▶ [THE EXERCISE]:
Gather from the listing below each line that includes the word "text", and copy it.

-- start of THE RECORDS --

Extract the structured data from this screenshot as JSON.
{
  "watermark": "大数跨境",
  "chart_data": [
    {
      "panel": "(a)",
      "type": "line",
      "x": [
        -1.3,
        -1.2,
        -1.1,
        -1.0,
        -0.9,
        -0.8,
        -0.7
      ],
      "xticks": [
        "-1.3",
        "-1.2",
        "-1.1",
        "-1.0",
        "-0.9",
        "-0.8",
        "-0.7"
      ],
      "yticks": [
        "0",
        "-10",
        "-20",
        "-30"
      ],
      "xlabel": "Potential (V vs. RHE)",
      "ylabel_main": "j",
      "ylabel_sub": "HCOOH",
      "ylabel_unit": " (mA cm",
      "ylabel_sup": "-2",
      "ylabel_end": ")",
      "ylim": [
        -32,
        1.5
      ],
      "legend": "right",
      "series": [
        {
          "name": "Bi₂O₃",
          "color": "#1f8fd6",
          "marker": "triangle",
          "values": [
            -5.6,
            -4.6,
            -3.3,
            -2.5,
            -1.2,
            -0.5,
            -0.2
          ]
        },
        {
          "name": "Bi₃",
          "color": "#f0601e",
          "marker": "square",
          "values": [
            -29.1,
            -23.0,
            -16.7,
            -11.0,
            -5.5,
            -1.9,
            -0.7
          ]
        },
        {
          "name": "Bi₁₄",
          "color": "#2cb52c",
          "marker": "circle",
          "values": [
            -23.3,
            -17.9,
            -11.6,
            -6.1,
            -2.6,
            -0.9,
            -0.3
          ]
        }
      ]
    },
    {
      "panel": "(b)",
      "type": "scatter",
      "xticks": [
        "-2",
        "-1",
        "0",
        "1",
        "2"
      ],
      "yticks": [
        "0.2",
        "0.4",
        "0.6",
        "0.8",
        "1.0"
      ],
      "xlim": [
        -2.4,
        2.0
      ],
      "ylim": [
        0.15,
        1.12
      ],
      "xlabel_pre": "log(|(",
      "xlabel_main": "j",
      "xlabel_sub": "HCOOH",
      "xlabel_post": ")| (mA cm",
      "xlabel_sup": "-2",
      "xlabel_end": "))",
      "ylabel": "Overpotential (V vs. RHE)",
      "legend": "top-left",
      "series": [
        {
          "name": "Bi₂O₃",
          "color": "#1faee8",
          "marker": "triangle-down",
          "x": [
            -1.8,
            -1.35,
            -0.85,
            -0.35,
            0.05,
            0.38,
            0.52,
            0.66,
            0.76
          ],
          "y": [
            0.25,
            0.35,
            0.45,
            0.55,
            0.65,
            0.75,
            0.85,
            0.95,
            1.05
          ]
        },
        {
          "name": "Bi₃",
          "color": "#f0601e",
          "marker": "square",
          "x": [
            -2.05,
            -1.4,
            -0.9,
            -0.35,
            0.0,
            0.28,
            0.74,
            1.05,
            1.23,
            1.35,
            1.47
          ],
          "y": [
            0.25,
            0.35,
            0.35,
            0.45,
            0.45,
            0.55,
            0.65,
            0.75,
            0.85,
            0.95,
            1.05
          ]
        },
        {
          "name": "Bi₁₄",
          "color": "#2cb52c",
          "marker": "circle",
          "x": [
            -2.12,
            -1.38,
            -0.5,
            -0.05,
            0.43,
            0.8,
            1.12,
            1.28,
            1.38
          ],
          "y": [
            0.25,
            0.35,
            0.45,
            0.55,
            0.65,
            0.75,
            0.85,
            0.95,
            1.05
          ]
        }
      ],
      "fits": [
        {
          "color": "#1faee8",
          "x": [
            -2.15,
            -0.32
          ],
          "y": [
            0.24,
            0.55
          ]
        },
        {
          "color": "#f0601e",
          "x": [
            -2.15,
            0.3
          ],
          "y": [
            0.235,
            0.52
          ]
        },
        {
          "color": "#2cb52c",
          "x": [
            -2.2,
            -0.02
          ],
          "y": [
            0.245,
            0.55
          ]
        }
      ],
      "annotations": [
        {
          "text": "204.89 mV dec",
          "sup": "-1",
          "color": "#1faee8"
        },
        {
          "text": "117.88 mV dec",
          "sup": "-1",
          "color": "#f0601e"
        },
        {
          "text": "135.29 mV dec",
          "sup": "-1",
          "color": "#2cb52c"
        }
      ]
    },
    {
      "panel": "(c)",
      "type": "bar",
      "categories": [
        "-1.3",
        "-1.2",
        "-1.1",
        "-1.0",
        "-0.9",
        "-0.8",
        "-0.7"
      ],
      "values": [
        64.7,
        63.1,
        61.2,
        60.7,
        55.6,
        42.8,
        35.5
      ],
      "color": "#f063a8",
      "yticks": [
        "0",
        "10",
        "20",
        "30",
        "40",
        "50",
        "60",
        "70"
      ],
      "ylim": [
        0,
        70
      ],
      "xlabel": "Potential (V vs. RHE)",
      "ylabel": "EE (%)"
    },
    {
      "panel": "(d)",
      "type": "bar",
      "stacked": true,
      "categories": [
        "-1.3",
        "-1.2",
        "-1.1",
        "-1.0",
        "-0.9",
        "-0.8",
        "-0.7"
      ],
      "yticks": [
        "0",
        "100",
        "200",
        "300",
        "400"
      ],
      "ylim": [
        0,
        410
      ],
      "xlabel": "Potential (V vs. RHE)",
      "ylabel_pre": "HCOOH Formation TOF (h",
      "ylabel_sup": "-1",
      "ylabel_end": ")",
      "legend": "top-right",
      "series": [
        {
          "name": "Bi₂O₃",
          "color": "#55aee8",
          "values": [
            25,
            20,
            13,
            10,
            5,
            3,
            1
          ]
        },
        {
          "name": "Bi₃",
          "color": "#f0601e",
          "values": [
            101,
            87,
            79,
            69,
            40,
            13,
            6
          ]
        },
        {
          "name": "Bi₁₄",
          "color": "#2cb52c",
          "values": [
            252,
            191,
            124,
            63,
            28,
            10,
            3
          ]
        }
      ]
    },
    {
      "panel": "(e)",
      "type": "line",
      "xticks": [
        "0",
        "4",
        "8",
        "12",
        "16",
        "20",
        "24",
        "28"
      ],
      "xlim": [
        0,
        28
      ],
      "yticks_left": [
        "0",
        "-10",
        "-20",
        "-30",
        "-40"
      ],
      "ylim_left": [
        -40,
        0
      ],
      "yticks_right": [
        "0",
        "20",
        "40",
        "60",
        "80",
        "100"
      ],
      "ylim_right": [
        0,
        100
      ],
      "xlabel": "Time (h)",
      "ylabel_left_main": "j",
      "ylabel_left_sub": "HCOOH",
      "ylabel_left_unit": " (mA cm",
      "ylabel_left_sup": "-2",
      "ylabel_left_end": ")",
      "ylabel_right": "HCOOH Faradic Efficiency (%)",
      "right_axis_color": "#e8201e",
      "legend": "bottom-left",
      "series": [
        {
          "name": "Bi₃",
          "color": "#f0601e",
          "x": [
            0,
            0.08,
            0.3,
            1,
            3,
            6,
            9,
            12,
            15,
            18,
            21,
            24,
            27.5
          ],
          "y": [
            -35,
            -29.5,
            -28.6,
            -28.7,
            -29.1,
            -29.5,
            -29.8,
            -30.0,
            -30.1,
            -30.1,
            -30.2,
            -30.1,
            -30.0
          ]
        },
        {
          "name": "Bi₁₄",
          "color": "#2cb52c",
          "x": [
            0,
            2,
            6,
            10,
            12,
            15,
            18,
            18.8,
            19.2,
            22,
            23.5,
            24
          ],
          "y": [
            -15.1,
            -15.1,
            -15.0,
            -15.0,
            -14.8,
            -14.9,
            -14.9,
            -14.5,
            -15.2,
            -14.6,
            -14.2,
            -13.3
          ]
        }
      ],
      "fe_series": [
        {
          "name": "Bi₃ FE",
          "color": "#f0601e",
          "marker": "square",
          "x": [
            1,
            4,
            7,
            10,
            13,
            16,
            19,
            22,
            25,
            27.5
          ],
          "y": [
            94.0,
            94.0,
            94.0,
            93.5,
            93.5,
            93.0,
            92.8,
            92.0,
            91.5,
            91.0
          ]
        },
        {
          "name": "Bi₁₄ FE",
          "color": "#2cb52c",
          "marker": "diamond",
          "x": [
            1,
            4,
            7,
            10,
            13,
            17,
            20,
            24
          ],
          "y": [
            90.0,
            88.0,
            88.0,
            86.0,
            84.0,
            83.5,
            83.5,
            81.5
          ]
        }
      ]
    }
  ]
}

-- end of THE RECORDS --

▶ [TASK OUTPUT]:
          "text": "204.89 mV dec",
          "text": "117.88 mV dec",
          "text": "135.29 mV dec",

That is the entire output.